*** STORED DATA ***
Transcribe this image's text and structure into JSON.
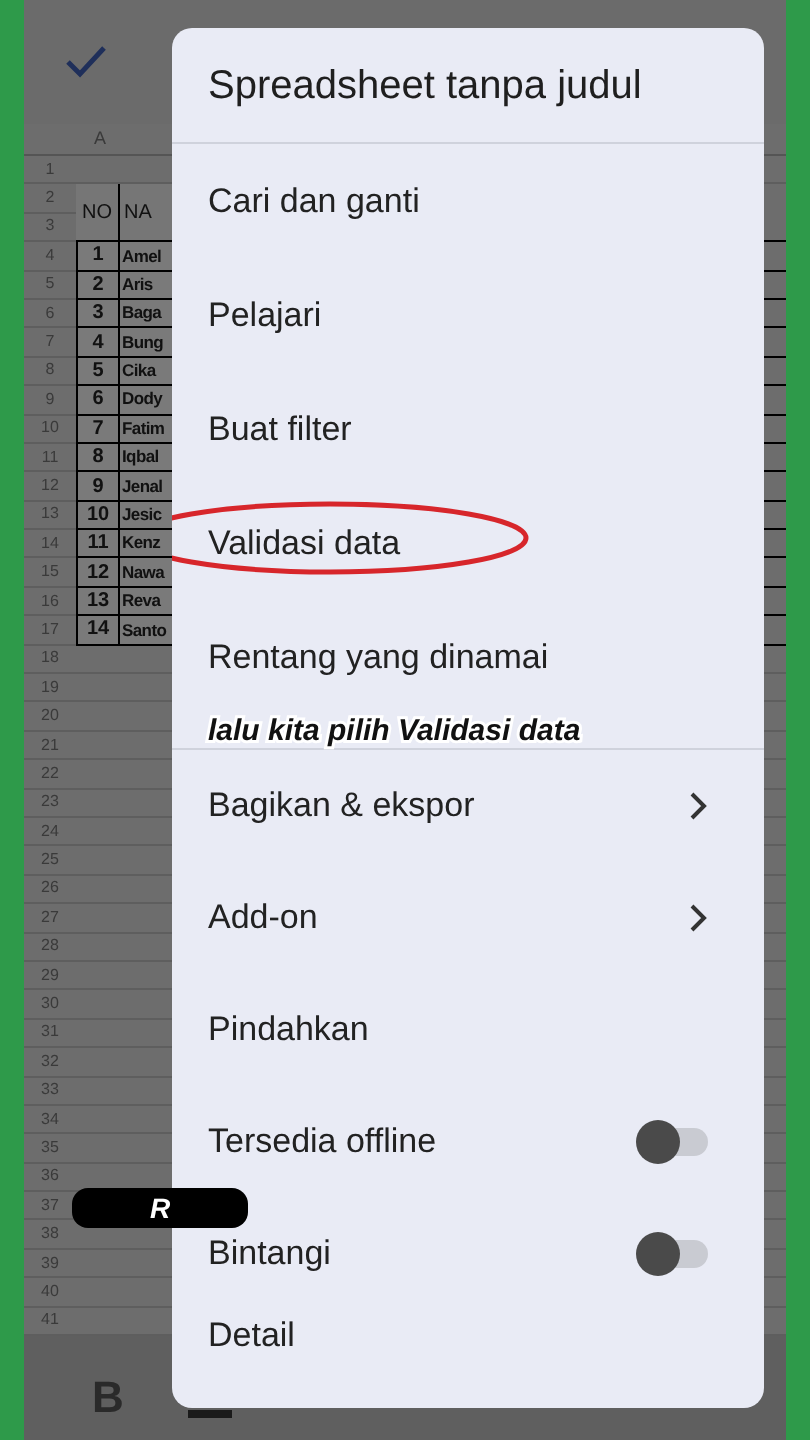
{
  "sheet": {
    "column_header": "A",
    "header": {
      "no": "NO",
      "name": "NA"
    },
    "rows": [
      {
        "no": "1",
        "name": "Amel"
      },
      {
        "no": "2",
        "name": "Aris"
      },
      {
        "no": "3",
        "name": "Baga"
      },
      {
        "no": "4",
        "name": "Bung"
      },
      {
        "no": "5",
        "name": "Cika"
      },
      {
        "no": "6",
        "name": "Dody"
      },
      {
        "no": "7",
        "name": "Fatim"
      },
      {
        "no": "8",
        "name": "Iqbal"
      },
      {
        "no": "9",
        "name": "Jenal"
      },
      {
        "no": "10",
        "name": "Jesic"
      },
      {
        "no": "11",
        "name": "Kenz"
      },
      {
        "no": "12",
        "name": "Nawa"
      },
      {
        "no": "13",
        "name": "Reva"
      },
      {
        "no": "14",
        "name": "Santo"
      }
    ],
    "row_numbers": [
      "1",
      "2",
      "3",
      "4",
      "5",
      "6",
      "7",
      "8",
      "9",
      "10",
      "11",
      "12",
      "13",
      "14",
      "15",
      "16",
      "17",
      "18",
      "19",
      "20",
      "21",
      "22",
      "23",
      "24",
      "25",
      "26",
      "27",
      "28",
      "29",
      "30",
      "31",
      "32",
      "33",
      "34",
      "35",
      "36",
      "37",
      "38",
      "39",
      "40",
      "41"
    ]
  },
  "toolbar": {
    "bold": "B"
  },
  "menu": {
    "title": "Spreadsheet tanpa judul",
    "groups": [
      [
        {
          "label": "Cari dan ganti",
          "kind": "plain",
          "circled": false
        },
        {
          "label": "Pelajari",
          "kind": "plain",
          "circled": false
        },
        {
          "label": "Buat filter",
          "kind": "plain",
          "circled": false
        },
        {
          "label": "Validasi data",
          "kind": "plain",
          "circled": true
        },
        {
          "label": "Rentang yang dinamai",
          "kind": "plain",
          "circled": false
        }
      ],
      [
        {
          "label": "Bagikan & ekspor",
          "kind": "submenu",
          "circled": false
        },
        {
          "label": "Add-on",
          "kind": "submenu",
          "circled": false
        },
        {
          "label": "Pindahkan",
          "kind": "plain",
          "circled": false
        },
        {
          "label": "Tersedia offline",
          "kind": "toggle",
          "on": false,
          "circled": false
        },
        {
          "label": "Bintangi",
          "kind": "toggle",
          "on": false,
          "circled": false
        },
        {
          "label": "Detail",
          "kind": "plain",
          "circled": false
        }
      ]
    ]
  },
  "caption": "lalu kita pilih Validasi data",
  "redaction": {
    "text": "R"
  }
}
***
* _REQUIREMENTS_
Find all lines holding the string "Validasi" and copy them.

* _SOLUTION BELOW_
          "label": "Validasi data",
  "caption": "lalu kita pilih Validasi data",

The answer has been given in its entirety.